**Exercise description:** Copy every row below word for word, leaving out the pictures.

::: Excerpted records :::

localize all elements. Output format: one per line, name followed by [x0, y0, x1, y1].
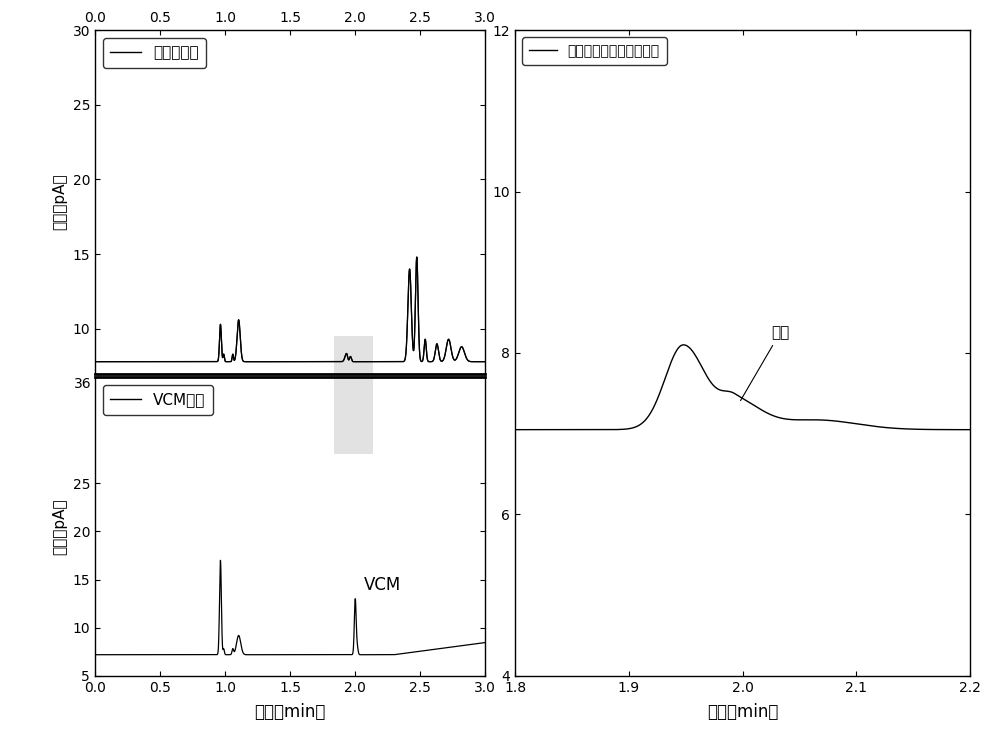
Legend: VCM标液: VCM标液 — [103, 385, 213, 415]
Legend: 固体润滑剂: 固体润滑剂 — [103, 38, 206, 68]
Text: 36: 36 — [73, 377, 91, 391]
X-axis label: 时间（min）: 时间（min） — [707, 703, 778, 721]
Text: 杂质: 杂质 — [740, 325, 789, 400]
X-axis label: 时间（min）: 时间（min） — [254, 703, 326, 721]
Bar — [334, 336, 373, 374]
Text: VCM: VCM — [364, 576, 401, 594]
Y-axis label: 响应（pA）: 响应（pA） — [52, 173, 67, 230]
Y-axis label: 响应（pA）: 响应（pA） — [52, 499, 67, 555]
Bar — [334, 377, 373, 454]
Legend: 固体润滑剂（局部放大）: 固体润滑剂（局部放大） — [522, 37, 667, 65]
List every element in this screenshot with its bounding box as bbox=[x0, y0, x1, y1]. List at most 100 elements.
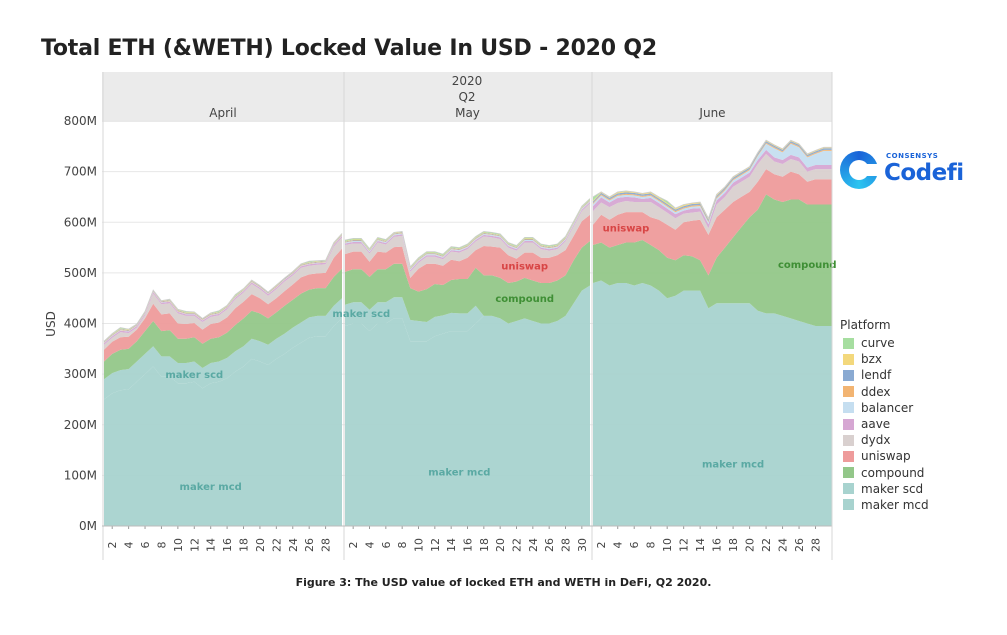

:::

**Worked solution:**
localize all elements. Output format: one per line, name followed by [x0, y0, x1, y1].
Legend: VCM标液: VCM标液 — [103, 385, 213, 415]
Legend: 固体润滑剂: 固体润滑剂 — [103, 38, 206, 68]
Text: 36: 36 — [73, 377, 91, 391]
X-axis label: 时间（min）: 时间（min） — [707, 703, 778, 721]
Text: 杂质: 杂质 — [740, 325, 789, 400]
X-axis label: 时间（min）: 时间（min） — [254, 703, 326, 721]
Bar — [334, 336, 373, 374]
Text: VCM: VCM — [364, 576, 401, 594]
Y-axis label: 响应（pA）: 响应（pA） — [52, 173, 67, 230]
Y-axis label: 响应（pA）: 响应（pA） — [52, 499, 67, 555]
Bar — [334, 377, 373, 454]
Legend: 固体润滑剂（局部放大）: 固体润滑剂（局部放大） — [522, 37, 667, 65]
List every element in this screenshot with its bounding box as bbox=[x0, y0, x1, y1]. List at most 100 elements.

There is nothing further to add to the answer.